— AIM —
Each line that holds the string "Электролесовская" counts once; say how many such lines there are and add nothing.

— EXTRACTED MATERIAL —
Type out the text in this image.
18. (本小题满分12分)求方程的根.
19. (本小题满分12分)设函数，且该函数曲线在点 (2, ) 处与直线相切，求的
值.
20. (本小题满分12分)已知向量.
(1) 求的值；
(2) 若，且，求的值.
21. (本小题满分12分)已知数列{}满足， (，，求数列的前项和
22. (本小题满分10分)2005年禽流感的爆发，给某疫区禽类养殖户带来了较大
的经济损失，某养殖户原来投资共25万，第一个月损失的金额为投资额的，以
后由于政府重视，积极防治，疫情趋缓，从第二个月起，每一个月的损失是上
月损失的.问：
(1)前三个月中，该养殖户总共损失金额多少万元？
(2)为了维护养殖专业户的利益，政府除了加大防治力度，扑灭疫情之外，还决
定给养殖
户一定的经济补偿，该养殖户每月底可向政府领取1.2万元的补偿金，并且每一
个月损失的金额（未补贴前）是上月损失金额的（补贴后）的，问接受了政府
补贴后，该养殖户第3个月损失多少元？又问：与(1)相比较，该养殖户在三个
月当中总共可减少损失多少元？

==

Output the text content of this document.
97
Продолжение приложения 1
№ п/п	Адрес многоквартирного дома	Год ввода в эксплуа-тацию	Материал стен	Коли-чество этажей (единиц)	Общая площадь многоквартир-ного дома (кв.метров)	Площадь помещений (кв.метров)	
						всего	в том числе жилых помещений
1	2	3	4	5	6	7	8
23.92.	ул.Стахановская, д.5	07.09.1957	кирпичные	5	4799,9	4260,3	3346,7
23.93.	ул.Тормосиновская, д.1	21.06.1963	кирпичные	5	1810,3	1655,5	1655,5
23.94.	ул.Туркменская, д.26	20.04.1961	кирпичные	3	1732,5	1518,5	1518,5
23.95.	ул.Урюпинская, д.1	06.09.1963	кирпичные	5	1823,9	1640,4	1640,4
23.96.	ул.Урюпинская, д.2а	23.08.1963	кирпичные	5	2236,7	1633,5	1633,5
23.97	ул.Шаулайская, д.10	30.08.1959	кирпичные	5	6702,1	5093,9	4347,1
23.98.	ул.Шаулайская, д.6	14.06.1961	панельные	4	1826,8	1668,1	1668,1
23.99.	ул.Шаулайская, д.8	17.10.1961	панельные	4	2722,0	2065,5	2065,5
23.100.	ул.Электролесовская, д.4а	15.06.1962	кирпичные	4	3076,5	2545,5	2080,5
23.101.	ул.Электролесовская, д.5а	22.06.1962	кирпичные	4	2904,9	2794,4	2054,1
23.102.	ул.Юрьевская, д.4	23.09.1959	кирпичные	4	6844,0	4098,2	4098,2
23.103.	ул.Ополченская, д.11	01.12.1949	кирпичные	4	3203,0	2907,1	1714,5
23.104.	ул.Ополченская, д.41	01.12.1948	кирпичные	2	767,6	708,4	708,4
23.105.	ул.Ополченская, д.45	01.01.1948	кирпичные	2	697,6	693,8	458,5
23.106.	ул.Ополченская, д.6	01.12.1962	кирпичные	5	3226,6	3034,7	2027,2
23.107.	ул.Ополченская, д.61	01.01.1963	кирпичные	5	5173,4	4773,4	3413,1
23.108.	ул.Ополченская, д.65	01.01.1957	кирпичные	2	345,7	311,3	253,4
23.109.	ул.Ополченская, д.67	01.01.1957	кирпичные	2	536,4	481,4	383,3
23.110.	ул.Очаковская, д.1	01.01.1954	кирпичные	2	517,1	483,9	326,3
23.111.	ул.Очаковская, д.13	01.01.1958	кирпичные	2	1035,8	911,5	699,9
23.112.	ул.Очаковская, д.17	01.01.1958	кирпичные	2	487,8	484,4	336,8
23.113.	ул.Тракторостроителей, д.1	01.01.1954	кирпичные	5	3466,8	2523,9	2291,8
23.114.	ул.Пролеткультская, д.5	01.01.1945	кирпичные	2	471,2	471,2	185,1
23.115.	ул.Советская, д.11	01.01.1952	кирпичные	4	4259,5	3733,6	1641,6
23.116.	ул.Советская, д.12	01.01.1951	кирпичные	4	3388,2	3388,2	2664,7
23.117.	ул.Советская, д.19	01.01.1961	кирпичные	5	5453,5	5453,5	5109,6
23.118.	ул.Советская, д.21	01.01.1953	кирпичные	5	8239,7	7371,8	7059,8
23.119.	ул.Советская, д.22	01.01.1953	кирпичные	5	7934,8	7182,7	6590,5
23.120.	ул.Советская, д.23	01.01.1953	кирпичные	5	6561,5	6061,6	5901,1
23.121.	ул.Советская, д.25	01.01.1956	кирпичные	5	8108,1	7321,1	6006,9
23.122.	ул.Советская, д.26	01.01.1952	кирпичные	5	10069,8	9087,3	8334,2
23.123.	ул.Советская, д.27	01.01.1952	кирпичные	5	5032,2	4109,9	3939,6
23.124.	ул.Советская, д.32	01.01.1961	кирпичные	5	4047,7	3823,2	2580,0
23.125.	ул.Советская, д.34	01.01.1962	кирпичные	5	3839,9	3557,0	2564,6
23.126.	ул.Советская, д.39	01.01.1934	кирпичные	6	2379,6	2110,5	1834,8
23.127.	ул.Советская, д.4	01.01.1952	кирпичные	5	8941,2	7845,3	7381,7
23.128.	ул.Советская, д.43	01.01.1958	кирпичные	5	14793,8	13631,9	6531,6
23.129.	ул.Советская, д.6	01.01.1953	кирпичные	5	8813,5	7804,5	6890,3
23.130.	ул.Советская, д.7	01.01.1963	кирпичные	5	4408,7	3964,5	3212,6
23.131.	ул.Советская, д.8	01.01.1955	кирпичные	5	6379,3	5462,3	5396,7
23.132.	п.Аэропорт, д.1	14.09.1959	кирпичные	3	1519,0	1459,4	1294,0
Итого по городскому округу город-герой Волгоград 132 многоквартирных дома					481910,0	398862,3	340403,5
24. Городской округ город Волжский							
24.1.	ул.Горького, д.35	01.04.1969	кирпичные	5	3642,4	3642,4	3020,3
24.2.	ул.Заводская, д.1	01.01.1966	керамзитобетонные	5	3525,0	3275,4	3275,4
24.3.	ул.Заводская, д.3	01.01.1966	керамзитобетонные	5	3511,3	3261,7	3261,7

==

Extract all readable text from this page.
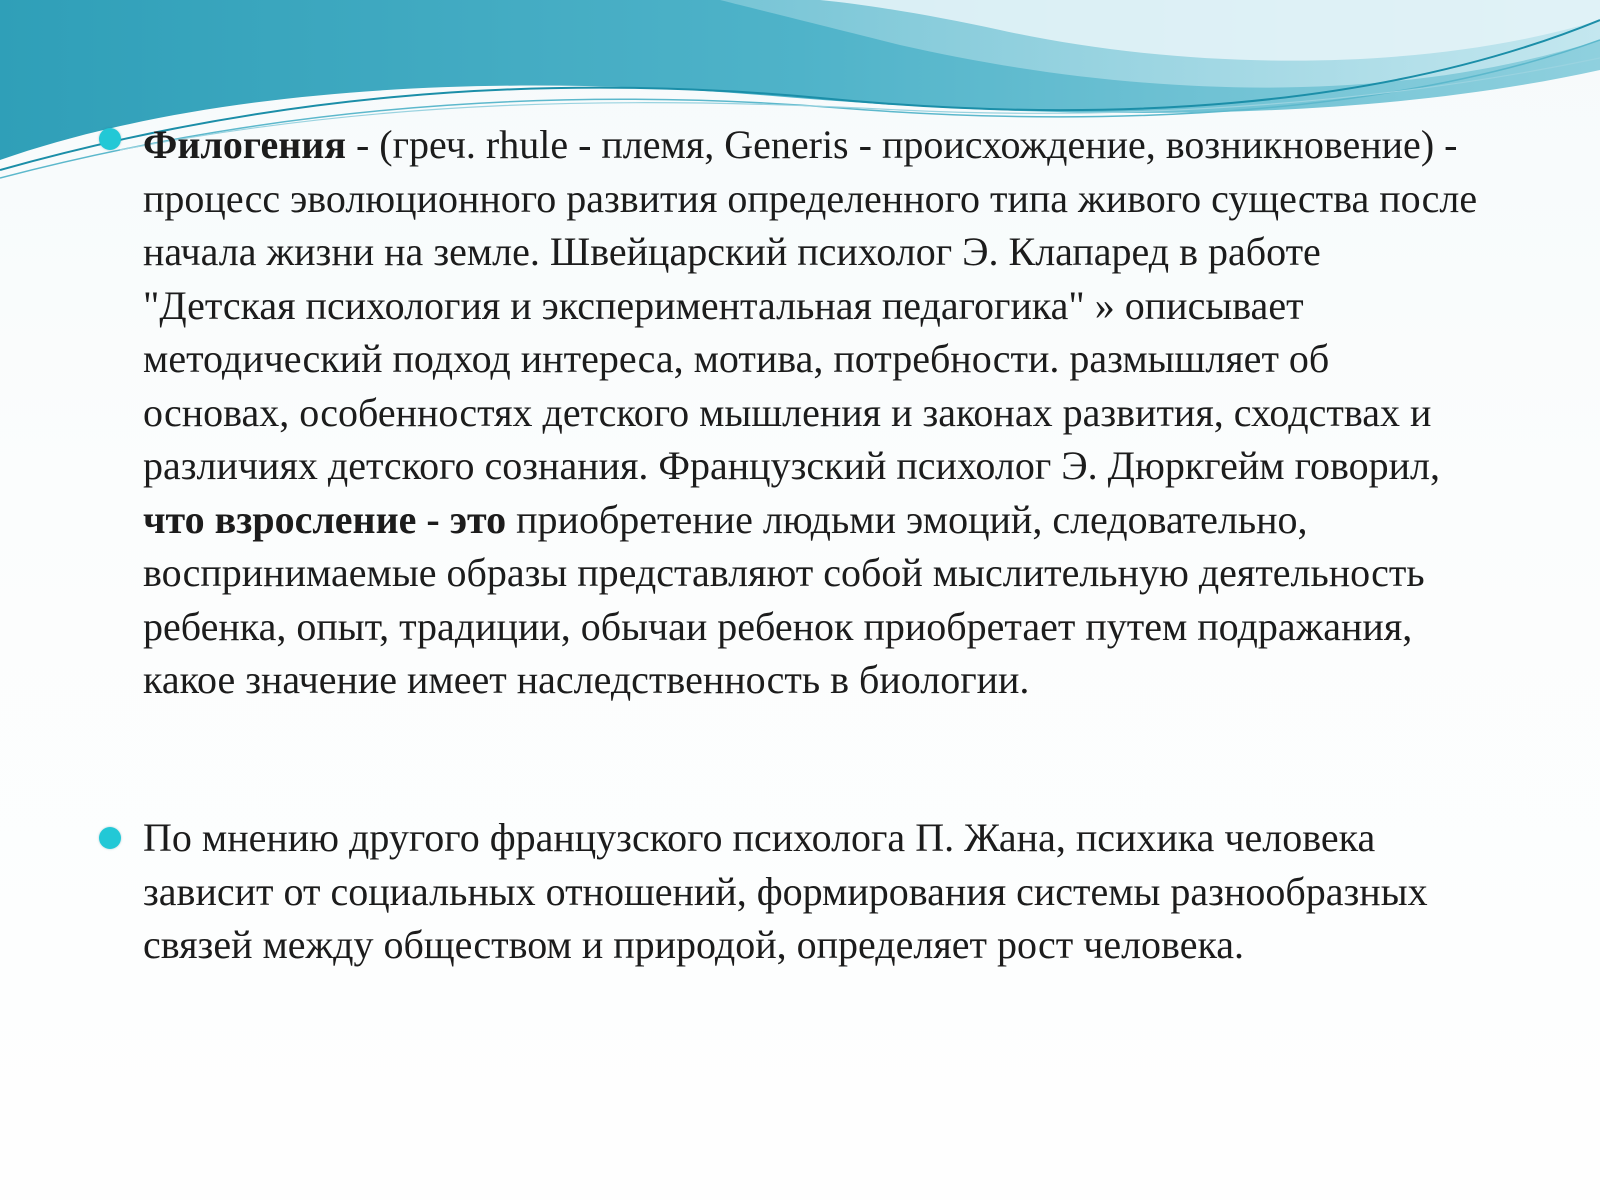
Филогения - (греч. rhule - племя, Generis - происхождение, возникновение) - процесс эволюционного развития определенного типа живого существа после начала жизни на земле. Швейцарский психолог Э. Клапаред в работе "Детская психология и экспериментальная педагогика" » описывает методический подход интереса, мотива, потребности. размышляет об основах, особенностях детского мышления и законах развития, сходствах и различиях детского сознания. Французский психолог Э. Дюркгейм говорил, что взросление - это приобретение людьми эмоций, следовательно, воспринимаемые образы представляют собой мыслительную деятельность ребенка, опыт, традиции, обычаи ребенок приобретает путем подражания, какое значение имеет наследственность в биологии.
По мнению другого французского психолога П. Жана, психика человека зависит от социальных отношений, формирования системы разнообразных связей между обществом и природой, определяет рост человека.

— SOLUTION —
2